== TRECHO DA PÁGINA ==
Fiódor Lukianov, cientista político
Há mais de dois, em artigo pré-eleitoral, Vladímir Pútin escreveu que a Rússia quis pegar o vento chinês nas velas do seu desenvolvimento. Cada iatista professional sabe que, durante as rajadas de vento, e hoje em dia o mundo está enfrentando muitas tempestades, controlar um barco a vela é muito difícil. O sucesso, no entanto, permite alcançar o objetivo muito mais rápido.
A visita de Pútin a Pequim não decepcionou. Tendo em vista a crise entre a Rússia e os Estados Unidos, a viagem foi interpretada como uma busca de apoio em novos parceiros. A Rússia está começando uma trajetória política voltada para a Ásia, que já tinha sido anunciada há muito tempo, e o conflito ucraniano serviu como um catalisador. O ponto da vista de que só Moscou precisa dessa aproximação –e que Pequim só permite à Rússia se aproximar para poder usar seus recursos– é uma visão simplista. A China, não menos do que a Rússia, está interessada em reforçar as bases da sua política.
A China está preocupada com os acontecimentos no mundo. Um toque de despertar foi a Primavera Árabe. Em Pequim, os acontecimentos no mundo árabe foram interpretados como um modelo muito perigoso de como forças externas poderosas usam a incapacidade dos Estados para garantir o desenvolvimento nacional sustentável. E bem naquela época, Washington anunciou uma nova política na Ásia. Apesar de aberturas para a China, é óbvio que tratava-se de política de contenção.
Rússia e China: parceria lógica
Inúmeros conflitos territoriais da China com seus vizinhos estiveram durante muito tempo em um estado relativamente dormente, mas recentemente todos eles têm-se agravado e não só em nível local. Durante a visita de Pútin a Xangai, a relação com o Vietnã se tornou mais tensa e chegou até o ponto da evacuação de cidadãos chineses. A relação é difícil com o Japão e as Filipinas. Durante uma recente viagem à região do Pacífico, Barack Obama, talvez pela primeira vez, deixou abertamente claro que os Estados Unidos estão prontos para apoiar seus aliados nas disputas territoriais.

== TRECHOS DAS ENTRADAS ==
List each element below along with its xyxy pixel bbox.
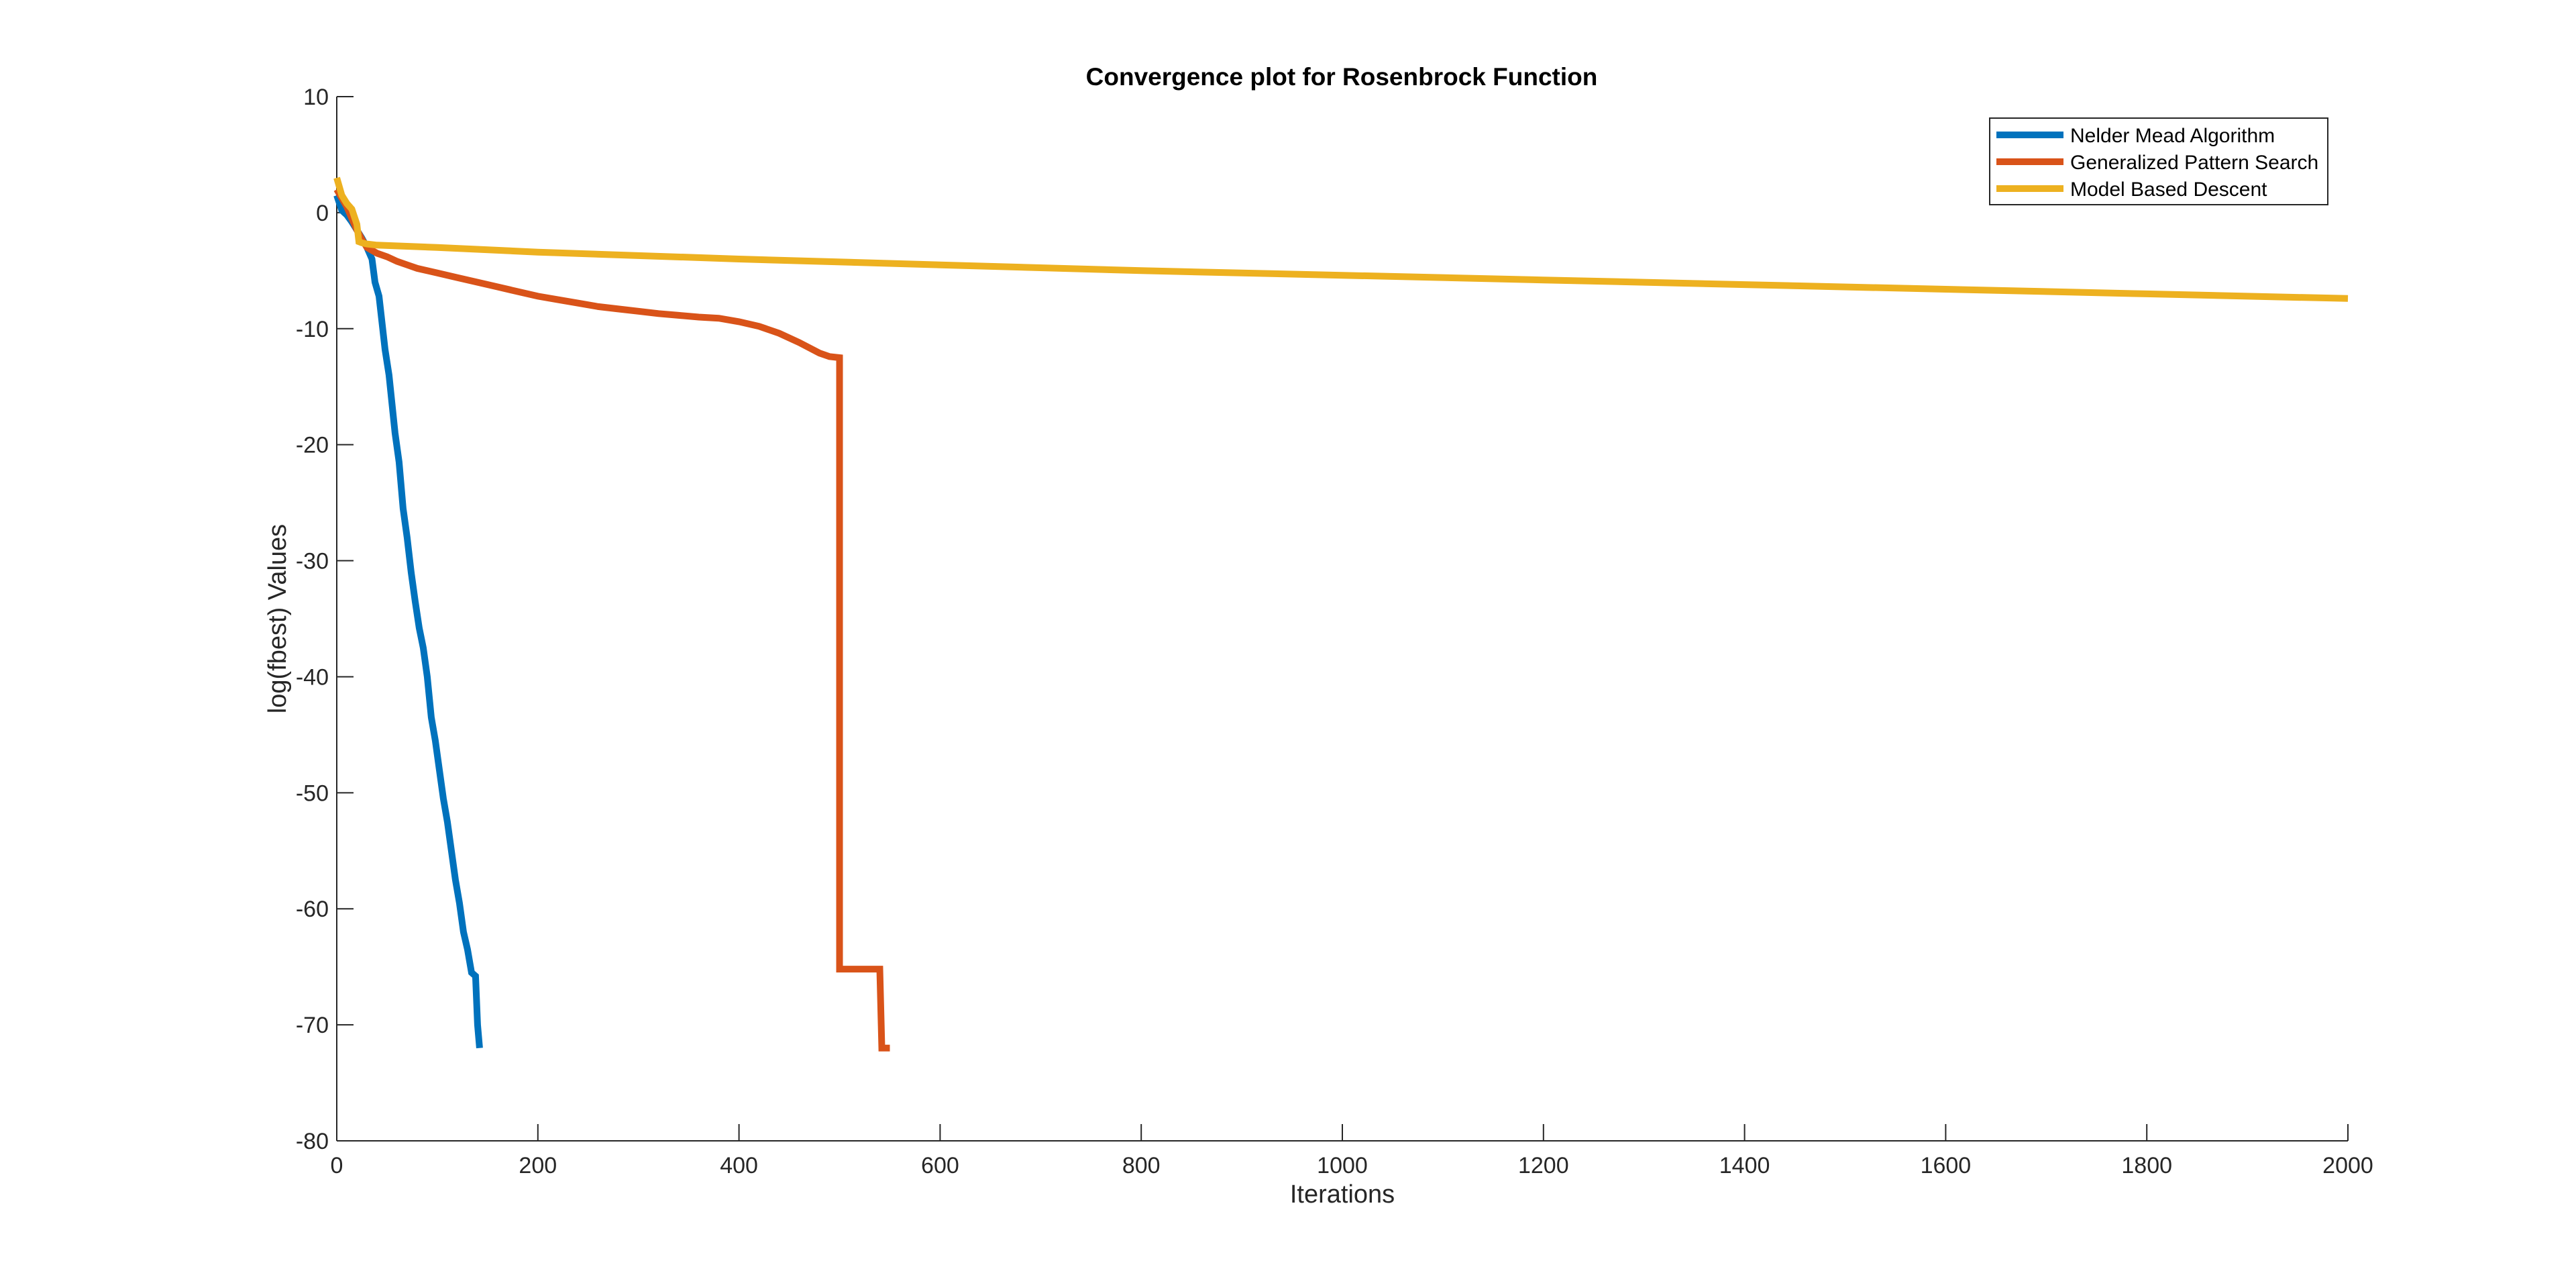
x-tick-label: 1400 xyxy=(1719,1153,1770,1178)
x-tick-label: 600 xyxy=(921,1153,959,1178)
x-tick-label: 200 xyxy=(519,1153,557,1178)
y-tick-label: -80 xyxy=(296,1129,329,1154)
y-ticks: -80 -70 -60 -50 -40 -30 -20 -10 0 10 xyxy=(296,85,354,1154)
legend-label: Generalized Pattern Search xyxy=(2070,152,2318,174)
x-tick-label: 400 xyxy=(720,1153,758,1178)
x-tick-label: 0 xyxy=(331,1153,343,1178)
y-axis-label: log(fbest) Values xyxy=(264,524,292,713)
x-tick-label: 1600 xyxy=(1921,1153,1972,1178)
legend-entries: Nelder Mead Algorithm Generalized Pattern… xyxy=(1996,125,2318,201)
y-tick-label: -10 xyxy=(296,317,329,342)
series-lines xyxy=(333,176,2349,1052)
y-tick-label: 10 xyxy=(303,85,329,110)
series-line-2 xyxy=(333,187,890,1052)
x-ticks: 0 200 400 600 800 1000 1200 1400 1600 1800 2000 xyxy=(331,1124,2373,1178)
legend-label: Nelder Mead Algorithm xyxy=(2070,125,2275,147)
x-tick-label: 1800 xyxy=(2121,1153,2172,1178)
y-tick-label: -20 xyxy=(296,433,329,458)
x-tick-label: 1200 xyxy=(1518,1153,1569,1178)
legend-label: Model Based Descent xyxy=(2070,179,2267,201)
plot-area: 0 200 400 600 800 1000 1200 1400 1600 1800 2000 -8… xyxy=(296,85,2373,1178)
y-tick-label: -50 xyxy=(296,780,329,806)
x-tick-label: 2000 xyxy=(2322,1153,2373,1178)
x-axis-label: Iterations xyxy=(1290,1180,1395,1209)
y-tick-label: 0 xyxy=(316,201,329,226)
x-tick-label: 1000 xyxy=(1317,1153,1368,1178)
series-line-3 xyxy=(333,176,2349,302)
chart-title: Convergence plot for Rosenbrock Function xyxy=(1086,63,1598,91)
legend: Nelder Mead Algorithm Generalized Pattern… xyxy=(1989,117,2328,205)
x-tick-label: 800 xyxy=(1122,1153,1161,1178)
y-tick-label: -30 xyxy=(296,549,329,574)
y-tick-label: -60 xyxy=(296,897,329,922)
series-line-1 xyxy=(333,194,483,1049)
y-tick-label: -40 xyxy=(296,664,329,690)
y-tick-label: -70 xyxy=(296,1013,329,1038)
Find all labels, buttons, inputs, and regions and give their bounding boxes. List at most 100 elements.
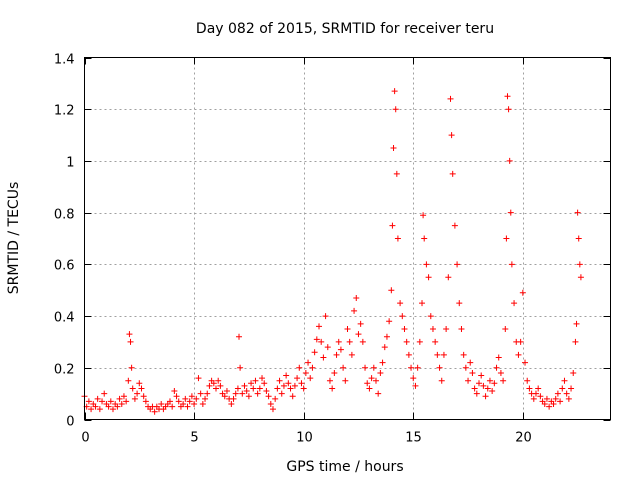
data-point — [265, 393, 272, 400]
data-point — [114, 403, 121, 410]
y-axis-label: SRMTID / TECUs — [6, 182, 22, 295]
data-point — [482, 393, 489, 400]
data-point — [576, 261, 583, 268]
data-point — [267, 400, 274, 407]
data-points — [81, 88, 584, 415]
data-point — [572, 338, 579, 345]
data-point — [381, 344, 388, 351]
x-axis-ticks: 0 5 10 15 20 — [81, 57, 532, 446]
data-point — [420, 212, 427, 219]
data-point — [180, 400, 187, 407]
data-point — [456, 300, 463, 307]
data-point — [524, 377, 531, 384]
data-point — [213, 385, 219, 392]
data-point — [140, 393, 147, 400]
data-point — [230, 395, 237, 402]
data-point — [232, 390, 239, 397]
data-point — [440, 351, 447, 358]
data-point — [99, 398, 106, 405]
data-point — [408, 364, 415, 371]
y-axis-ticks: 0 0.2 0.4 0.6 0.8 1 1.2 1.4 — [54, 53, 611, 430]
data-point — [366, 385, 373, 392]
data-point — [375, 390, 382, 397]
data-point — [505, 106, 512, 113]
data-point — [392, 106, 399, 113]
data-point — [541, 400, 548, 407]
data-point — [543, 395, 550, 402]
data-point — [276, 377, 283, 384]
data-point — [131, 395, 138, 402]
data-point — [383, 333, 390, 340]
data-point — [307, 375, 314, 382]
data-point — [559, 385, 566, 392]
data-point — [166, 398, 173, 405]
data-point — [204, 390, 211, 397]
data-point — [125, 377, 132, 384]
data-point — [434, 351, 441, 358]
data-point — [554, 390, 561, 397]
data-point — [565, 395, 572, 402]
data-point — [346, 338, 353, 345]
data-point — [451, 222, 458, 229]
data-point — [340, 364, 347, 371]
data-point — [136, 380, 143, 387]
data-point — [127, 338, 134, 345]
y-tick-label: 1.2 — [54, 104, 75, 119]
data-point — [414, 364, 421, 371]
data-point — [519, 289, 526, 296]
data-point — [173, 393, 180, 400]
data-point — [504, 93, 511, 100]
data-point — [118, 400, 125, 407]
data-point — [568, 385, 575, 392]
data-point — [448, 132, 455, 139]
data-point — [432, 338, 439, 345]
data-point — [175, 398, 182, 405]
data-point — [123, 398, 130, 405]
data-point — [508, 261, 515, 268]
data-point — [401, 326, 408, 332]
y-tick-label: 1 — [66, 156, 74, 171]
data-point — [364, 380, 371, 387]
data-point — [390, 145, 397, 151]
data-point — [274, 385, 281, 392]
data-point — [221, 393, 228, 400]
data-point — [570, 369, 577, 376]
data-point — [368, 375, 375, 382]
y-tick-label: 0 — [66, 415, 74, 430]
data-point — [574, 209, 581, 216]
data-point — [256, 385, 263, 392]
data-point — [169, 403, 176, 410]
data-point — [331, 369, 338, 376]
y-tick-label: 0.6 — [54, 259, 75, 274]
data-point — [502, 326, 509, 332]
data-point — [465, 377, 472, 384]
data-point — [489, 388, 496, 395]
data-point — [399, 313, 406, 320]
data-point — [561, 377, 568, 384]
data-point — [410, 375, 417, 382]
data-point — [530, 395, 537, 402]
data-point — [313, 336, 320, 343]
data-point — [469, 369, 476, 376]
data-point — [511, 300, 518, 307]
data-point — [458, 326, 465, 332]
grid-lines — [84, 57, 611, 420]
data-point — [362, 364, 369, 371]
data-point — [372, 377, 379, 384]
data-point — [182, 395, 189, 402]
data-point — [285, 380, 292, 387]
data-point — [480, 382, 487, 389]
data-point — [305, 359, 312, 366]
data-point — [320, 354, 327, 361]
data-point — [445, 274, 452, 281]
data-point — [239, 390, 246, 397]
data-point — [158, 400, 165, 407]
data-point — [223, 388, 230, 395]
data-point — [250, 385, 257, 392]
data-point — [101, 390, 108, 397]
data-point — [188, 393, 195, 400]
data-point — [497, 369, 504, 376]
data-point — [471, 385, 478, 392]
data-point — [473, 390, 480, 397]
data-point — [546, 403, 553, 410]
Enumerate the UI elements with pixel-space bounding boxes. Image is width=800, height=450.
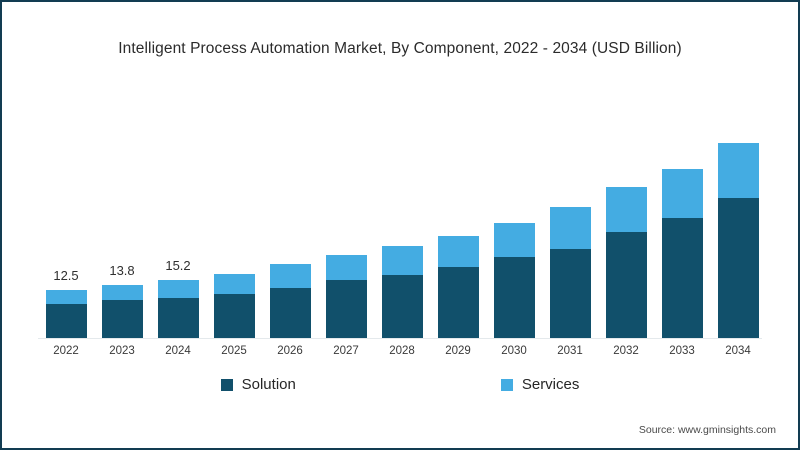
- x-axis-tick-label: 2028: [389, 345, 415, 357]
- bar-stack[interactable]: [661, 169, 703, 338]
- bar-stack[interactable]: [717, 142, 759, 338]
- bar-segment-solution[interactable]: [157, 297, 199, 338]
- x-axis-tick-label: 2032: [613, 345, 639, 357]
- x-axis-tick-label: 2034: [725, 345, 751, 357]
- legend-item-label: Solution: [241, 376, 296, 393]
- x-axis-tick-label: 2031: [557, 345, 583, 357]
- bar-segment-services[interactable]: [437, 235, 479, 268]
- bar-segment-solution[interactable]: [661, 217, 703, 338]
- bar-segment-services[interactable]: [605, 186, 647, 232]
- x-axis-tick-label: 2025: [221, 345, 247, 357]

== EXERCÍCIO BREVE ==
Prossiga o texto sobre a aproximação entre Rússia e China a partir da última frase apresentada. Não é preciso consultar as entradas.

== RESULTADO ABAIXO ==
Xi Jinping, desde que chegou ao poder em 2012, bem antes da atual crise, enfatizou querer levar as relações com a Rússia para um novo nível. Pequim vê com cautela a situação em torno da Ucrânia. A China tem muitos problemas com o separatismo interno (Xinjiang Uygur, a região autônoma, Tibete, Taiwan) e reage com preocupação a qualquer alteração de fronteiras. Por isso, Moscou não pode contar com o apoio direto de Pequim. Ao mesmo tempo, a China enfatizou que entende as causas do incidente e o fato de que as ações da Rússia foram uma resposta à política de longo prazo dos EUA no espaço pós-soviético. Os chineses não querem a derrota da Rússia em um confronto com Washington, pois ela poderia fortalecer os Estados Unidos. Os Estados Unidos para Pequim são um competidor estratégico inevitável do futuro próximo.
Aproximação
Quais são os motivos específicos da China na política da aproximação com a Rússia?
Primeiro, trata-se de uma questão de equilíbrio estratégico global. A China vê seu lugar no mundo e as possibilidades de outros parceiros através de um triângulo de superpotências: China–EUA– Rússia. O significado de cada um dos vértices do triângulo depende da relação com os outros vértices. E aquele "ângulo" que perde o contato com algum dos outros dois, na visão da China, se torna mais fraco. E mais dependente do terceiro "ângulo".
Em segundo lugar, a segurança regional. A pressão dos Estados Unidos sobre Pequim continuará a crescer proporcionalmente ao aumento de insegurança dos vizinhos da China provocada por sua ascensão. A Rússia é o único país com o qual a China divide fronteiras (além dos países da Ásia Central) sem ter disputas territoriais. O objetivo máximo da China é ganhar o apoio da Rússia nesses conflitos. Isso é pouco provável: Moscou tentará manter a neutralidade ou pelo menos não tomará o lado oposto.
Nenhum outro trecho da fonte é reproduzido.